Reproduce the full listing exactly.
--- START ---
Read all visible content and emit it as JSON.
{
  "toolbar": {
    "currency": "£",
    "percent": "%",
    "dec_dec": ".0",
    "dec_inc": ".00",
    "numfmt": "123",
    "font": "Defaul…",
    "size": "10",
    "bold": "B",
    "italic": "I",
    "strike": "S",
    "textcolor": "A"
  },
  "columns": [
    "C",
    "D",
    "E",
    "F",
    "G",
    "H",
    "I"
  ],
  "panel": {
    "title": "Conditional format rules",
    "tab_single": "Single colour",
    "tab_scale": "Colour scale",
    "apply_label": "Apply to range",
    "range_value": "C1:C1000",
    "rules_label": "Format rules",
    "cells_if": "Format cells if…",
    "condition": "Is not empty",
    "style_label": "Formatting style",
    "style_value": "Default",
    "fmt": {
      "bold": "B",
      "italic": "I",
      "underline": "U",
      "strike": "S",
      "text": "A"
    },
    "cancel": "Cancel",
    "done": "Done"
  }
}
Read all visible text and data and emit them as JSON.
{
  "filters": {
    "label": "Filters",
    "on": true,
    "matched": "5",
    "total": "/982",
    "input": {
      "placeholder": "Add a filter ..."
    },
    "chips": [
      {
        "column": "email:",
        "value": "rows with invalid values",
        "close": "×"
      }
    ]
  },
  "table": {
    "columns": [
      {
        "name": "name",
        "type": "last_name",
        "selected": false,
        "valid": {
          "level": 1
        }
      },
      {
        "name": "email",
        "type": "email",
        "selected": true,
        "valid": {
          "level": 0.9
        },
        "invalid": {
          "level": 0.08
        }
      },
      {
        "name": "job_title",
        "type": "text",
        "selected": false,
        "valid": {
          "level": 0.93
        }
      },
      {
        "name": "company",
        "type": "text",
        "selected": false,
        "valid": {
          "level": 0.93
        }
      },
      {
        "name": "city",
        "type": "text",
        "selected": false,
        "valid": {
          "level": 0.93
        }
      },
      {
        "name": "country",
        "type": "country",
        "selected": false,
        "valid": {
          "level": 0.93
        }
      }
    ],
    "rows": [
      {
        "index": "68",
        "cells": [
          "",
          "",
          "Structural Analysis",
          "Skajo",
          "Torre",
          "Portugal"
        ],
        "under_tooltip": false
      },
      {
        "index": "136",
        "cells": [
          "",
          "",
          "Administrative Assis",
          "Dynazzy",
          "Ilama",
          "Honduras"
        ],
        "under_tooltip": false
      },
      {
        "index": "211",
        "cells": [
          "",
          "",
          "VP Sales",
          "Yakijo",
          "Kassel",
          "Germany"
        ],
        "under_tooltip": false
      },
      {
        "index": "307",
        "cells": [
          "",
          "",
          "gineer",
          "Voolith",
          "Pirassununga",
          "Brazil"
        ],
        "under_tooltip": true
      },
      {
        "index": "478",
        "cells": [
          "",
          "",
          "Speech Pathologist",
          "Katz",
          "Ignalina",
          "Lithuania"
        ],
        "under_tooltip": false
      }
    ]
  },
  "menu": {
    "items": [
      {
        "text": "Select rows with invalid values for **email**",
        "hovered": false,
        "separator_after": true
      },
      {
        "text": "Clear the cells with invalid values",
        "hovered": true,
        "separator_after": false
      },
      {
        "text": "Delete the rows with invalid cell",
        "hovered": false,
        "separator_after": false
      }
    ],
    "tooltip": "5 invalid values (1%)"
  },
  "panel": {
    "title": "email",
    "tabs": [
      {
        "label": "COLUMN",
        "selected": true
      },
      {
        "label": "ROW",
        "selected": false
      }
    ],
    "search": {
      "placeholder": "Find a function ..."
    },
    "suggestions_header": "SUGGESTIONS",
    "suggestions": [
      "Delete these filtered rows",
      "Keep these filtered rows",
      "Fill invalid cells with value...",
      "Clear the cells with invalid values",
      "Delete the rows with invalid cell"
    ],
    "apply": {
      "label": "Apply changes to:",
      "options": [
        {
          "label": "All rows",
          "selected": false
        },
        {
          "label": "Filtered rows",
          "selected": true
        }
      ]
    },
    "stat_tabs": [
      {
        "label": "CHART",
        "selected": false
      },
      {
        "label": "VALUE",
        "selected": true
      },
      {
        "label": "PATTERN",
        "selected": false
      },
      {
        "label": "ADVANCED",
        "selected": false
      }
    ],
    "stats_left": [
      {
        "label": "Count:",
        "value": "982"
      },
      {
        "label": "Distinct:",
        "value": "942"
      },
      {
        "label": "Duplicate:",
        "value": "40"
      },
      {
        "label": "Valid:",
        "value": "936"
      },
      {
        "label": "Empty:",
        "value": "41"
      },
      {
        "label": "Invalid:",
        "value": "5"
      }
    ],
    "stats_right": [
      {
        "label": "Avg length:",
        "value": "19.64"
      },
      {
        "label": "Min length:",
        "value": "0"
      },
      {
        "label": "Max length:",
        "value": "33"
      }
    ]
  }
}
--- END ---
* _EXPECTED ANSWER_
Read all visible content and emit it as JSON.
{
  "toolbar": {
    "currency": "£",
    "percent": "%",
    "dec_dec": ".0",
    "dec_inc": ".00",
    "numfmt": "123",
    "font": "Defaul…",
    "size": "10",
    "bold": "B",
    "italic": "I",
    "strike": "S",
    "textcolor": "A"
  },
  "columns": [
    "C",
    "D",
    "E",
    "F",
    "G",
    "H",
    "I"
  ],
  "panel": {
    "title": "Conditional format rules",
    "tab_single": "Single colour",
    "tab_scale": "Colour scale",
    "apply_label": "Apply to range",
    "range_value": "C1:C1000",
    "rules_label": "Format rules",
    "cells_if": "Format cells if…",
    "condition": "Is not empty",
    "style_label": "Formatting style",
    "style_value": "Default",
    "fmt": {
      "bold": "B",
      "italic": "I",
      "underline": "U",
      "strike": "S",
      "text": "A"
    },
    "cancel": "Cancel",
    "done": "Done"
  }
}
Read all visible text and data and emit them as JSON.
{
  "filters": {
    "label": "Filters",
    "on": true,
    "matched": "5",
    "total": "/982",
    "input": {
      "placeholder": "Add a filter ..."
    },
    "chips": [
      {
        "column": "email:",
        "value": "rows with invalid values",
        "close": "×"
      }
    ]
  },
  "table": {
    "columns": [
      {
        "name": "name",
        "type": "last_name",
        "selected": false,
        "valid": {
          "level": 1
        }
      },
      {
        "name": "email",
        "type": "email",
        "selected": true,
        "valid": {
          "level": 0.9
        },
        "invalid": {
          "level": 0.08
        }
      },
      {
        "name": "job_title",
        "type": "text",
        "selected": false,
        "valid": {
          "level": 0.93
        }
      },
      {
        "name": "company",
        "type": "text",
        "selected": false,
        "valid": {
          "level": 0.93
        }
      },
      {
        "name": "city",
        "type": "text",
        "selected": false,
        "valid": {
          "level": 0.93
        }
      },
      {
        "name": "country",
        "type": "country",
        "selected": false,
        "valid": {
          "level": 0.93
        }
      }
    ],
    "rows": [
      {
        "index": "68",
        "cells": [
          "",
          "",
          "Structural Analysis",
          "Skajo",
          "Torre",
          "Portugal"
        ],
        "under_tooltip": false
      },
      {
        "index": "136",
        "cells": [
          "",
          "",
          "Administrative Assis",
          "Dynazzy",
          "Ilama",
          "Honduras"
        ],
        "under_tooltip": false
      },
      {
        "index": "211",
        "cells": [
          "",
          "",
          "VP Sales",
          "Yakijo",
          "Kassel",
          "Germany"
        ],
        "under_tooltip": false
      },
      {
        "index": "307",
        "cells": [
          "",
          "",
          "gineer",
          "Voolith",
          "Pirassununga",
          "Brazil"
        ],
        "under_tooltip": true
      },
      {
        "index": "478",
        "cells": [
          "",
          "",
          "Speech Pathologist",
          "Katz",
          "Ignalina",
          "Lithuania"
        ],
        "under_tooltip": false
      }
    ]
  },
  "menu": {
    "items": [
      {
        "text": "Select rows with invalid values for **email**",
        "hovered": false,
        "separator_after": true
      },
      {
        "text": "Clear the cells with invalid values",
        "hovered": true,
        "separator_after": false
      },
      {
        "text": "Delete the rows with invalid cell",
        "hovered": false,
        "separator_after": false
      }
    ],
    "tooltip": "5 invalid values (1%)"
  },
  "panel": {
    "title": "email",
    "tabs": [
      {
        "label": "COLUMN",
        "selected": true
      },
      {
        "label": "ROW",
        "selected": false
      }
    ],
    "search": {
      "placeholder": "Find a function ..."
    },
    "suggestions_header": "SUGGESTIONS",
    "suggestions": [
      "Delete these filtered rows",
      "Keep these filtered rows",
      "Fill invalid cells with value...",
      "Clear the cells with invalid values",
      "Delete the rows with invalid cell"
    ],
    "apply": {
      "label": "Apply changes to:",
      "options": [
        {
          "label": "All rows",
          "selected": false
        },
        {
          "label": "Filtered rows",
          "selected": true
        }
      ]
    },
    "stat_tabs": [
      {
        "label": "CHART",
        "selected": false
      },
      {
        "label": "VALUE",
        "selected": true
      },
      {
        "label": "PATTERN",
        "selected": false
      },
      {
        "label": "ADVANCED",
        "selected": false
      }
    ],
    "stats_left": [
      {
        "label": "Count:",
        "value": "982"
      },
      {
        "label": "Distinct:",
        "value": "942"
      },
      {
        "label": "Duplicate:",
        "value": "40"
      },
      {
        "label": "Valid:",
        "value": "936"
      },
      {
        "label": "Empty:",
        "value": "41"
      },
      {
        "label": "Invalid:",
        "value": "5"
      }
    ],
    "stats_right": [
      {
        "label": "Avg length:",
        "value": "19.64"
      },
      {
        "label": "Min length:",
        "value": "0"
      },
      {
        "label": "Max length:",
        "value": "33"
      }
    ]
  }
}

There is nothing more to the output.